» TASK INSTRUCTIONS
Every record here needs to be written out again exactly.

---+---

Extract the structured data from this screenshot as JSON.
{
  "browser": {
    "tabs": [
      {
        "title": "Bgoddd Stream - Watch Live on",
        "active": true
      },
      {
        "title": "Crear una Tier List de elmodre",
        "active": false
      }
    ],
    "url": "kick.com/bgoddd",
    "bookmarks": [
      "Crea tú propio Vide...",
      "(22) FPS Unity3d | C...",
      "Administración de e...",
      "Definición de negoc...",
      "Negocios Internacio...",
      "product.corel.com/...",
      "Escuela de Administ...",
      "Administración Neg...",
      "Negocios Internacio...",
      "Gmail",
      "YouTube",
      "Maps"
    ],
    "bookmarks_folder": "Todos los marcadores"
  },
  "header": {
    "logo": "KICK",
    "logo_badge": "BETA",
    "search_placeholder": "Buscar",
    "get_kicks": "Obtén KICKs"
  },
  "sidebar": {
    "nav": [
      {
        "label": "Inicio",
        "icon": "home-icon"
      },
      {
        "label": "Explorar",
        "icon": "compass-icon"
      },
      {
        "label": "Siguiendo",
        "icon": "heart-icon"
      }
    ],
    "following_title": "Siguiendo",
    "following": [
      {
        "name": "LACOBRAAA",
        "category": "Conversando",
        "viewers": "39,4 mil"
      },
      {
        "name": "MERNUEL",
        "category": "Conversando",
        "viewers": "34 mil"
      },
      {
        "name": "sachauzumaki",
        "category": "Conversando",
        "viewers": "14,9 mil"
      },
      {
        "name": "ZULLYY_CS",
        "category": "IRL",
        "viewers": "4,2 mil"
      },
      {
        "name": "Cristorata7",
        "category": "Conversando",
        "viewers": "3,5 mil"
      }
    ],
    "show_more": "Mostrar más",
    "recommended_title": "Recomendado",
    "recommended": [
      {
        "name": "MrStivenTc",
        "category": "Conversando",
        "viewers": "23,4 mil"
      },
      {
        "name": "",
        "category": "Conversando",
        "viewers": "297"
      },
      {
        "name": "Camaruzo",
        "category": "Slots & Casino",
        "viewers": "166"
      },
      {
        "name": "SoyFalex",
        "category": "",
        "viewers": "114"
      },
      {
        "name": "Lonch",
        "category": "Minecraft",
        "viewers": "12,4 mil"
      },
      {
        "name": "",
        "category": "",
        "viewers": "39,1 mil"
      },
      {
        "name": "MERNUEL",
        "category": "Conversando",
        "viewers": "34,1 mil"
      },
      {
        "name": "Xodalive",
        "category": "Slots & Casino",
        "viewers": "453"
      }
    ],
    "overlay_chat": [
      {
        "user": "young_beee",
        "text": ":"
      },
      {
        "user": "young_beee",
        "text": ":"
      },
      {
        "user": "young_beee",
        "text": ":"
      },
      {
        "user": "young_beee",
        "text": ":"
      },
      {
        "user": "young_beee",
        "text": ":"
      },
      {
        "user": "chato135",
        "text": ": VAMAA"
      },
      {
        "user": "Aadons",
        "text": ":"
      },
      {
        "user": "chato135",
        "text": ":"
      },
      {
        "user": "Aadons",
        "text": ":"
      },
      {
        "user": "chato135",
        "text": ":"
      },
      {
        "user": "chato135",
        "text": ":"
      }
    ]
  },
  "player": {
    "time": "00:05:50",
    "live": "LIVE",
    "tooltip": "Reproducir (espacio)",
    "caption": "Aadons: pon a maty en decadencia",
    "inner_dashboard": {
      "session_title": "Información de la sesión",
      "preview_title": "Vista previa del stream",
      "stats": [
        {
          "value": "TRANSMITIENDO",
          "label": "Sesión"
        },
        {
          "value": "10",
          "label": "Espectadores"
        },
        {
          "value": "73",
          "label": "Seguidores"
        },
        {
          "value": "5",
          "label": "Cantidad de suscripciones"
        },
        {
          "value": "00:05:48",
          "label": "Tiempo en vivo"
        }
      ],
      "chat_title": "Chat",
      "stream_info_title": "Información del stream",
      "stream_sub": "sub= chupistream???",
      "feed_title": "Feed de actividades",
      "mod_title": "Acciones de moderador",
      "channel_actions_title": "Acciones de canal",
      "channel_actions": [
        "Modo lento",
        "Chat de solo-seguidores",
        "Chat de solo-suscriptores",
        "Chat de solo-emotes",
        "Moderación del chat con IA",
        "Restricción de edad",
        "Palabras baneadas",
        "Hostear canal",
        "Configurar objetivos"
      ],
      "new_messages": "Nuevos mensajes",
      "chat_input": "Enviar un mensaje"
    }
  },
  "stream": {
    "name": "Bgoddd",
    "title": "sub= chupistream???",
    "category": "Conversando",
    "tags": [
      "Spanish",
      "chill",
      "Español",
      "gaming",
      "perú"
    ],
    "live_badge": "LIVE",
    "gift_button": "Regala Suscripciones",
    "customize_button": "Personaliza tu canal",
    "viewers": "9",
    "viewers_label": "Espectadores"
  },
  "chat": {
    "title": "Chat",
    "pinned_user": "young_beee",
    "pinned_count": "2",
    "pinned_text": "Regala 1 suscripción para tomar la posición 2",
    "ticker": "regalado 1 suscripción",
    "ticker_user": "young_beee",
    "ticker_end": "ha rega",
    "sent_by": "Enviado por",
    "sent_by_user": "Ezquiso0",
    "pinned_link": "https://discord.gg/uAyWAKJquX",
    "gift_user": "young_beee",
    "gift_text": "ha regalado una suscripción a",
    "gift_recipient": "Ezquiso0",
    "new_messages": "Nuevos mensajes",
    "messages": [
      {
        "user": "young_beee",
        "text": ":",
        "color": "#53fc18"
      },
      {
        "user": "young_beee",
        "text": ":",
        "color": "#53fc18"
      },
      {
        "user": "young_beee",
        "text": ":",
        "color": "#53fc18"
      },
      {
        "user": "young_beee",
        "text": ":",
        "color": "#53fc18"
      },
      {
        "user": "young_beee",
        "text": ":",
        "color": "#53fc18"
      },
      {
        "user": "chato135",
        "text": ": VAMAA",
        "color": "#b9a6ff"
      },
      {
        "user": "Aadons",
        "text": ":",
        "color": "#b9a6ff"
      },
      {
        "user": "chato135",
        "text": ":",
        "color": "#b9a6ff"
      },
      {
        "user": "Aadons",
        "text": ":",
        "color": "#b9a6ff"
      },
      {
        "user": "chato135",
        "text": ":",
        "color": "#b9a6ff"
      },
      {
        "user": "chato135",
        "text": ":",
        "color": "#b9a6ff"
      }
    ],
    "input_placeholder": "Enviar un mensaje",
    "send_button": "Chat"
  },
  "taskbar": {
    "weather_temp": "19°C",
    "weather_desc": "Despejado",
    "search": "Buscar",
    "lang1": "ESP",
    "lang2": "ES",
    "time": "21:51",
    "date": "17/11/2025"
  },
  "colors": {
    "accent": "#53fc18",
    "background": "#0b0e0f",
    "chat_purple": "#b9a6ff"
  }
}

---+---

» COMPLETE OUTPUT
Extract the structured data from this screenshot as JSON.
{
  "browser": {
    "tabs": [
      {
        "title": "Bgoddd Stream - Watch Live on",
        "active": true
      },
      {
        "title": "Crear una Tier List de elmodre",
        "active": false
      }
    ],
    "url": "kick.com/bgoddd",
    "bookmarks": [
      "Crea tú propio Vide...",
      "(22) FPS Unity3d | C...",
      "Administración de e...",
      "Definición de negoc...",
      "Negocios Internacio...",
      "product.corel.com/...",
      "Escuela de Administ...",
      "Administración Neg...",
      "Negocios Internacio...",
      "Gmail",
      "YouTube",
      "Maps"
    ],
    "bookmarks_folder": "Todos los marcadores"
  },
  "header": {
    "logo": "KICK",
    "logo_badge": "BETA",
    "search_placeholder": "Buscar",
    "get_kicks": "Obtén KICKs"
  },
  "sidebar": {
    "nav": [
      {
        "label": "Inicio",
        "icon": "home-icon"
      },
      {
        "label": "Explorar",
        "icon": "compass-icon"
      },
      {
        "label": "Siguiendo",
        "icon": "heart-icon"
      }
    ],
    "following_title": "Siguiendo",
    "following": [
      {
        "name": "LACOBRAAA",
        "category": "Conversando",
        "viewers": "39,4 mil"
      },
      {
        "name": "MERNUEL",
        "category": "Conversando",
        "viewers": "34 mil"
      },
      {
        "name": "sachauzumaki",
        "category": "Conversando",
        "viewers": "14,9 mil"
      },
      {
        "name": "ZULLYY_CS",
        "category": "IRL",
        "viewers": "4,2 mil"
      },
      {
        "name": "Cristorata7",
        "category": "Conversando",
        "viewers": "3,5 mil"
      }
    ],
    "show_more": "Mostrar más",
    "recommended_title": "Recomendado",
    "recommended": [
      {
        "name": "MrStivenTc",
        "category": "Conversando",
        "viewers": "23,4 mil"
      },
      {
        "name": "",
        "category": "Conversando",
        "viewers": "297"
      },
      {
        "name": "Camaruzo",
        "category": "Slots & Casino",
        "viewers": "166"
      },
      {
        "name": "SoyFalex",
        "category": "",
        "viewers": "114"
      },
      {
        "name": "Lonch",
        "category": "Minecraft",
        "viewers": "12,4 mil"
      },
      {
        "name": "",
        "category": "",
        "viewers": "39,1 mil"
      },
      {
        "name": "MERNUEL",
        "category": "Conversando",
        "viewers": "34,1 mil"
      },
      {
        "name": "Xodalive",
        "category": "Slots & Casino",
        "viewers": "453"
      }
    ],
    "overlay_chat": [
      {
        "user": "young_beee",
        "text": ":"
      },
      {
        "user": "young_beee",
        "text": ":"
      },
      {
        "user": "young_beee",
        "text": ":"
      },
      {
        "user": "young_beee",
        "text": ":"
      },
      {
        "user": "young_beee",
        "text": ":"
      },
      {
        "user": "chato135",
        "text": ": VAMAA"
      },
      {
        "user": "Aadons",
        "text": ":"
      },
      {
        "user": "chato135",
        "text": ":"
      },
      {
        "user": "Aadons",
        "text": ":"
      },
      {
        "user": "chato135",
        "text": ":"
      },
      {
        "user": "chato135",
        "text": ":"
      }
    ]
  },
  "player": {
    "time": "00:05:50",
    "live": "LIVE",
    "tooltip": "Reproducir (espacio)",
    "caption": "Aadons: pon a maty en decadencia",
    "inner_dashboard": {
      "session_title": "Información de la sesión",
      "preview_title": "Vista previa del stream",
      "stats": [
        {
          "value": "TRANSMITIENDO",
          "label": "Sesión"
        },
        {
          "value": "10",
          "label": "Espectadores"
        },
        {
          "value": "73",
          "label": "Seguidores"
        },
        {
          "value": "5",
          "label": "Cantidad de suscripciones"
        },
        {
          "value": "00:05:48",
          "label": "Tiempo en vivo"
        }
      ],
      "chat_title": "Chat",
      "stream_info_title": "Información del stream",
      "stream_sub": "sub= chupistream???",
      "feed_title": "Feed de actividades",
      "mod_title": "Acciones de moderador",
      "channel_actions_title": "Acciones de canal",
      "channel_actions": [
        "Modo lento",
        "Chat de solo-seguidores",
        "Chat de solo-suscriptores",
        "Chat de solo-emotes",
        "Moderación del chat con IA",
        "Restricción de edad",
        "Palabras baneadas",
        "Hostear canal",
        "Configurar objetivos"
      ],
      "new_messages": "Nuevos mensajes",
      "chat_input": "Enviar un mensaje"
    }
  },
  "stream": {
    "name": "Bgoddd",
    "title": "sub= chupistream???",
    "category": "Conversando",
    "tags": [
      "Spanish",
      "chill",
      "Español",
      "gaming",
      "perú"
    ],
    "live_badge": "LIVE",
    "gift_button": "Regala Suscripciones",
    "customize_button": "Personaliza tu canal",
    "viewers": "9",
    "viewers_label": "Espectadores"
  },
  "chat": {
    "title": "Chat",
    "pinned_user": "young_beee",
    "pinned_count": "2",
    "pinned_text": "Regala 1 suscripción para tomar la posición 2",
    "ticker": "regalado 1 suscripción",
    "ticker_user": "young_beee",
    "ticker_end": "ha rega",
    "sent_by": "Enviado por",
    "sent_by_user": "Ezquiso0",
    "pinned_link": "https://discord.gg/uAyWAKJquX",
    "gift_user": "young_beee",
    "gift_text": "ha regalado una suscripción a",
    "gift_recipient": "Ezquiso0",
    "new_messages": "Nuevos mensajes",
    "messages": [
      {
        "user": "young_beee",
        "text": ":",
        "color": "#53fc18"
      },
      {
        "user": "young_beee",
        "text": ":",
        "color": "#53fc18"
      },
      {
        "user": "young_beee",
        "text": ":",
        "color": "#53fc18"
      },
      {
        "user": "young_beee",
        "text": ":",
        "color": "#53fc18"
      },
      {
        "user": "young_beee",
        "text": ":",
        "color": "#53fc18"
      },
      {
        "user": "chato135",
        "text": ": VAMAA",
        "color": "#b9a6ff"
      },
      {
        "user": "Aadons",
        "text": ":",
        "color": "#b9a6ff"
      },
      {
        "user": "chato135",
        "text": ":",
        "color": "#b9a6ff"
      },
      {
        "user": "Aadons",
        "text": ":",
        "color": "#b9a6ff"
      },
      {
        "user": "chato135",
        "text": ":",
        "color": "#b9a6ff"
      },
      {
        "user": "chato135",
        "text": ":",
        "color": "#b9a6ff"
      }
    ],
    "input_placeholder": "Enviar un mensaje",
    "send_button": "Chat"
  },
  "taskbar": {
    "weather_temp": "19°C",
    "weather_desc": "Despejado",
    "search": "Buscar",
    "lang1": "ESP",
    "lang2": "ES",
    "time": "21:51",
    "date": "17/11/2025"
  },
  "colors": {
    "accent": "#53fc18",
    "background": "#0b0e0f",
    "chat_purple": "#b9a6ff"
  }
}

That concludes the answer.